* [RECORDS FOR THE TASK]
◆ ◆ ◆ ◆ ◆ ◆ ◆

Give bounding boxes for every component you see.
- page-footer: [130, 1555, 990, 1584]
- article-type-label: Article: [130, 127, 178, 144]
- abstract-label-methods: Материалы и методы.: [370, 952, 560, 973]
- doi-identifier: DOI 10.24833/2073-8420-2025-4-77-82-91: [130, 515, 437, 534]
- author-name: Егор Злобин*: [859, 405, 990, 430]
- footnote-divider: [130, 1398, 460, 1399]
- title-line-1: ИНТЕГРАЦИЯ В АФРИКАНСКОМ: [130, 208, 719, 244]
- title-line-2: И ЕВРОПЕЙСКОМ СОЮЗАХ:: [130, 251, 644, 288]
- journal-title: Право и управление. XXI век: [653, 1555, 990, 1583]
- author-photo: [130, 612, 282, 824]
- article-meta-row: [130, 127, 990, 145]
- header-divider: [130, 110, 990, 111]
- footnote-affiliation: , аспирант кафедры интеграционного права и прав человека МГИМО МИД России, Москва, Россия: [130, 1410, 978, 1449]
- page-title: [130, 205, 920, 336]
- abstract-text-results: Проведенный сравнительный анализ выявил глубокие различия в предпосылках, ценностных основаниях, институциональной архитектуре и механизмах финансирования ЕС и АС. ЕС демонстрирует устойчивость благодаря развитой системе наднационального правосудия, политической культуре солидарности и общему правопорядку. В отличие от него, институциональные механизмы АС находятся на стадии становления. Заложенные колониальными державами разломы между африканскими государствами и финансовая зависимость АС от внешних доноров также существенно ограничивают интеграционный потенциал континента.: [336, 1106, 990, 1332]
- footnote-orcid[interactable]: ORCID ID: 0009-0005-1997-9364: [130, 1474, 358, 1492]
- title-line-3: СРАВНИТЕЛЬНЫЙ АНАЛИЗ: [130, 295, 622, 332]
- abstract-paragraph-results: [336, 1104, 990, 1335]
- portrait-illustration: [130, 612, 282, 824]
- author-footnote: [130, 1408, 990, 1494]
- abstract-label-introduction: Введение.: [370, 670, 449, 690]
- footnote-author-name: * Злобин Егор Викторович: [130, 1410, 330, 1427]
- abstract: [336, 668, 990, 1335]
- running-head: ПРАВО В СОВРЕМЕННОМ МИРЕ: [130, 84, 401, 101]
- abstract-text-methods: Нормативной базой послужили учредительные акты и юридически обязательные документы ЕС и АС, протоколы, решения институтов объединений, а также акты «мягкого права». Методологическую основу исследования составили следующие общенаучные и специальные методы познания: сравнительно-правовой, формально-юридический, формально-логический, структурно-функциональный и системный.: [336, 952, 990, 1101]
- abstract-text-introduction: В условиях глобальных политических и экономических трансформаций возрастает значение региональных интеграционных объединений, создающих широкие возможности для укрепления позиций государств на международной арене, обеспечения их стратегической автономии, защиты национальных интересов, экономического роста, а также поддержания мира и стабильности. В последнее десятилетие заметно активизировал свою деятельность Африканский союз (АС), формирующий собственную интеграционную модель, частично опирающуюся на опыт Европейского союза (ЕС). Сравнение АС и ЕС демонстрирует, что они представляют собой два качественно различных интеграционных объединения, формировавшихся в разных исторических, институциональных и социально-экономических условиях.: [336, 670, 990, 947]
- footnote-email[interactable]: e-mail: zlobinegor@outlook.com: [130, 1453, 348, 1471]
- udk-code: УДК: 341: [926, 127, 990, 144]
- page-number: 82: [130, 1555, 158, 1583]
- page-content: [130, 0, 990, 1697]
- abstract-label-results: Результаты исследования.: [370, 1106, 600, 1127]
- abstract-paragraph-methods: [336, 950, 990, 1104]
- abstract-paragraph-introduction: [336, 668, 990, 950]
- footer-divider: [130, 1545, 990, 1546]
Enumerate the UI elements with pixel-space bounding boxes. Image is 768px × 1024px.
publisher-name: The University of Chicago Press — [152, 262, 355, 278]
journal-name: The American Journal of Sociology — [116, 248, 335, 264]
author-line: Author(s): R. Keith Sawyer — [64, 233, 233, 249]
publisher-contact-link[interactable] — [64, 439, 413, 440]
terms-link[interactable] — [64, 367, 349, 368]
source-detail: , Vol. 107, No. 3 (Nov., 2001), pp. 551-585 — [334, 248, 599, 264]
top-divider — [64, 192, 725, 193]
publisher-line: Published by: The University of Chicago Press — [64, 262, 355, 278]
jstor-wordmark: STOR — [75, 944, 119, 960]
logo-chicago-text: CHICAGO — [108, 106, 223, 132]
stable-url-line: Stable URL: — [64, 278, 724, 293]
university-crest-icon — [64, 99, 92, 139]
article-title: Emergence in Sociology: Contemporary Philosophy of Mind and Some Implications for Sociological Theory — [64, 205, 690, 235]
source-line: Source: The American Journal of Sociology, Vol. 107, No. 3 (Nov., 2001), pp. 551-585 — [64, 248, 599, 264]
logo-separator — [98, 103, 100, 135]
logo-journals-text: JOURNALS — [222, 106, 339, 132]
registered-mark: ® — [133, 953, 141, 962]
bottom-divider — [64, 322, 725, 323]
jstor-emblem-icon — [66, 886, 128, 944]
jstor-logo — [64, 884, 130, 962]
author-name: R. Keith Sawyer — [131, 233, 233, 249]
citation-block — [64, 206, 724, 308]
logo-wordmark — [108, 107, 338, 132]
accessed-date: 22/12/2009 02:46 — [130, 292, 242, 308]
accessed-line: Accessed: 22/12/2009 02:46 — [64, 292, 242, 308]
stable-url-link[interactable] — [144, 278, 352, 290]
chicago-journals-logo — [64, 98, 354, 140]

◆ ◆ ◆ ◆ ◆ ◆ ◆

* [WHAT THE TASK ASKS]
Reproduce all of the lines above without changing anything.

* [EXERCISE OUTPUT]
Give bounding boxes for every component you see.
- page-footer: [130, 1555, 990, 1584]
- article-type-label: Article: [130, 127, 178, 144]
- abstract-label-methods: Материалы и методы.: [370, 952, 560, 973]
- doi-identifier: DOI 10.24833/2073-8420-2025-4-77-82-91: [130, 515, 437, 534]
- author-name: Егор Злобин*: [859, 405, 990, 430]
- footnote-divider: [130, 1398, 460, 1399]
- title-line-1: ИНТЕГРАЦИЯ В АФРИКАНСКОМ: [130, 208, 719, 244]
- title-line-2: И ЕВРОПЕЙСКОМ СОЮЗАХ:: [130, 251, 644, 288]
- journal-title: Право и управление. XXI век: [653, 1555, 990, 1583]
- author-photo: [130, 612, 282, 824]
- article-meta-row: [130, 127, 990, 145]
- header-divider: [130, 110, 990, 111]
- footnote-affiliation: , аспирант кафедры интеграционного права и прав человека МГИМО МИД России, Москва, Россия: [130, 1410, 978, 1449]
- page-title: [130, 205, 920, 336]
- abstract-text-results: Проведенный сравнительный анализ выявил глубокие различия в предпосылках, ценностных основаниях, институциональной архитектуре и механизмах финансирования ЕС и АС. ЕС демонстрирует устойчивость благодаря развитой системе наднационального правосудия, политической культуре солидарности и общему правопорядку. В отличие от него, институциональные механизмы АС находятся на стадии становления. Заложенные колониальными державами разломы между африканскими государствами и финансовая зависимость АС от внешних доноров также существенно ограничивают интеграционный потенциал континента.: [336, 1106, 990, 1332]
- footnote-orcid[interactable]: ORCID ID: 0009-0005-1997-9364: [130, 1474, 358, 1492]
- title-line-3: СРАВНИТЕЛЬНЫЙ АНАЛИЗ: [130, 295, 622, 332]
- abstract-paragraph-results: [336, 1104, 990, 1335]
- portrait-illustration: [130, 612, 282, 824]
- author-footnote: [130, 1408, 990, 1494]
- abstract-label-introduction: Введение.: [370, 670, 449, 690]
- footnote-author-name: * Злобин Егор Викторович: [130, 1410, 330, 1427]
- abstract: [336, 668, 990, 1335]
- running-head: ПРАВО В СОВРЕМЕННОМ МИРЕ: [130, 84, 401, 101]
- abstract-text-methods: Нормативной базой послужили учредительные акты и юридически обязательные документы ЕС и АС, протоколы, решения институтов объединений, а также акты «мягкого права». Методологическую основу исследования составили следующие общенаучные и специальные методы познания: сравнительно-правовой, формально-юридический, формально-логический, структурно-функциональный и системный.: [336, 952, 990, 1101]
- abstract-text-introduction: В условиях глобальных политических и экономических трансформаций возрастает значение региональных интеграционных объединений, создающих широкие возможности для укрепления позиций государств на международной арене, обеспечения их стратегической автономии, защиты национальных интересов, экономического роста, а также поддержания мира и стабильности. В последнее десятилетие заметно активизировал свою деятельность Африканский союз (АС), формирующий собственную интеграционную модель, частично опирающуюся на опыт Европейского союза (ЕС). Сравнение АС и ЕС демонстрирует, что они представляют собой два качественно различных интеграционных объединения, формировавшихся в разных исторических, институциональных и социально-экономических условиях.: [336, 670, 990, 947]
- footnote-email[interactable]: e-mail: zlobinegor@outlook.com: [130, 1453, 348, 1471]
- udk-code: УДК: 341: [926, 127, 990, 144]
- page-number: 82: [130, 1555, 158, 1583]
- page-content: [130, 0, 990, 1697]
- abstract-label-results: Результаты исследования.: [370, 1106, 600, 1127]
- abstract-paragraph-methods: [336, 950, 990, 1104]
- abstract-paragraph-introduction: [336, 668, 990, 950]
- footer-divider: [130, 1545, 990, 1546]
Enumerate the UI elements with pixel-space bounding boxes. Image is 768px × 1024px.
publisher-name: The University of Chicago Press — [152, 262, 355, 278]
journal-name: The American Journal of Sociology — [116, 248, 335, 264]
author-line: Author(s): R. Keith Sawyer — [64, 233, 233, 249]
publisher-contact-link[interactable] — [64, 439, 413, 440]
terms-link[interactable] — [64, 367, 349, 368]
source-detail: , Vol. 107, No. 3 (Nov., 2001), pp. 551-585 — [334, 248, 599, 264]
top-divider — [64, 192, 725, 193]
publisher-line: Published by: The University of Chicago Press — [64, 262, 355, 278]
jstor-wordmark: STOR — [75, 944, 119, 960]
logo-chicago-text: CHICAGO — [108, 106, 223, 132]
stable-url-line: Stable URL: — [64, 278, 724, 293]
university-crest-icon — [64, 99, 92, 139]
article-title: Emergence in Sociology: Contemporary Philosophy of Mind and Some Implications for Sociological Theory — [64, 205, 690, 235]
source-line: Source: The American Journal of Sociology, Vol. 107, No. 3 (Nov., 2001), pp. 551-585 — [64, 248, 599, 264]
logo-separator — [98, 103, 100, 135]
logo-journals-text: JOURNALS — [222, 106, 339, 132]
registered-mark: ® — [133, 953, 141, 962]
bottom-divider — [64, 322, 725, 323]
jstor-emblem-icon — [66, 886, 128, 944]
jstor-logo — [64, 884, 130, 962]
author-name: R. Keith Sawyer — [131, 233, 233, 249]
citation-block — [64, 206, 724, 308]
logo-wordmark — [108, 107, 338, 132]
accessed-date: 22/12/2009 02:46 — [130, 292, 242, 308]
accessed-line: Accessed: 22/12/2009 02:46 — [64, 292, 242, 308]
stable-url-link[interactable] — [144, 278, 352, 290]
chicago-journals-logo — [64, 98, 354, 140]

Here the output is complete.